Textauszug ▸
|---|

Hippies auf der Militärbrache

Die Schau präsentiert nicht nur neuere Projekte, sondern blickt auch zurück und rollt die Geschichte sozialer Wohnideale auf. Oft waren sie – wie in Wien – ein Protest gegen aktuelle Verhältnisse. In der Schweiz gilt dies in jüngerer Vergangenheit etwa für die als Grosshaushalt organisierte Zürcher Wohnbaugenossenschaft Karthago, deren Ursprung in der Wohnungsnot der 80er-Jahre und der Hausbesetzerszene wurzelt.

Ein anderes Biotop für experimentelle Wohnformen ist Christiania auf Kopenhagens gleichnamigem ehemaligem Kasernengelände. Nachdem das Militär abgezogen war und in den leeren Bauten hin und Obdachlose Unterschlupf gefunden hatten, rissen Anwohner zu Beginn der 70er-Jahre die Zäune nieder und nahmen Teile des Areals ein. Dies geschah zunächst unorganisiert und als Reaktion auf die damals herrschende Wohnungsnot. Wenige Wochen später erklärte Journalist Jacob Ludvigsen in der Zeitung „Das Hauptblatt“, dessen Herausgeber er war, Christiania als geöffnet. „Das Ziel von Christiania ist das Erschaffen einer selbst regierenden Gemeinschaft, in der alle und jeder für sich für das Wohlergehen der gesamten Gemeinschaft verantwortlich ist“, wurde noch im selben Jahr im Christiania-Leitbild festgehalten.

|---|

Aufgaben ▸
a - Fasse den Absatz des Textauszugs, der mit „Ein anderes Biotop“ beginnt, als kurze Stichpunktliste zusammen und behalte dabei seine wichtigsten Fakten bei.
b - Zitiere aus dem Textauszug den Abschnitt, der mit den Worten „Die Schau präsentiert“ beginnt und mit „der Hausbesetzerszene wurzelt.“ endet.

Ausgangsmaterial ▸
|---|

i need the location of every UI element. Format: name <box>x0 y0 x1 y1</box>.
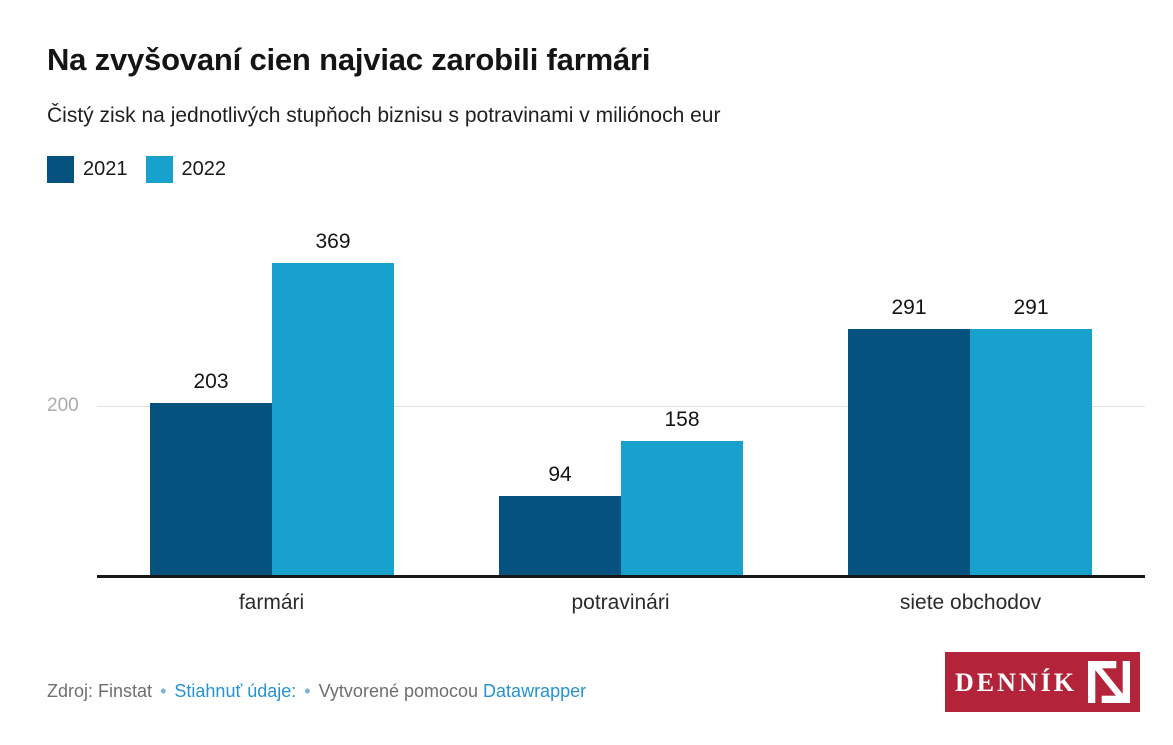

|---|

Schriftliche Antworten ▸
a -
- Christiania auf einem ehemaligen Kasernengelände in Kopenhagen ist ein Biotop für experimentelle Wohnformen.
- Nach dem Abzug des Militärs fanden Obdachlose in den leeren Bauten Unterschlupf.
- Zu Beginn der 70er-Jahre rissen Anwohner die Zäune nieder und nahmen Teile des Areals ein, zunächst unorganisiert und als Reaktion auf die Wohnungsnot.
- Wenige Wochen später erklärte der Journalist Jacob Ludvigsen in der von ihm herausgegebenen Zeitung „Das Hauptblatt“ Christiania als geöffnet.
- Noch im selben Jahr hielt das Christiania-Leitbild als Ziel eine selbst regierende Gemeinschaft fest, in der alle und jeder für das Wohlergehen der gesamten Gemeinschaft verantwortlich sind.

b -
Die Schau präsentiert nicht nur neuere Projekte, sondern blickt auch zurück und rollt die Geschichte sozialer Wohnideale auf. Oft waren sie – wie in Wien – ein Protest gegen aktuelle Verhältnisse. In der Schweiz gilt dies in jüngerer Vergangenheit etwa für die als Grosshaushalt organisierte Zürcher Wohnbaugenossenschaft Karthago, deren Ursprung in der Wohnungsnot der 80er-Jahre und der Hausbesetzerszene wurzelt.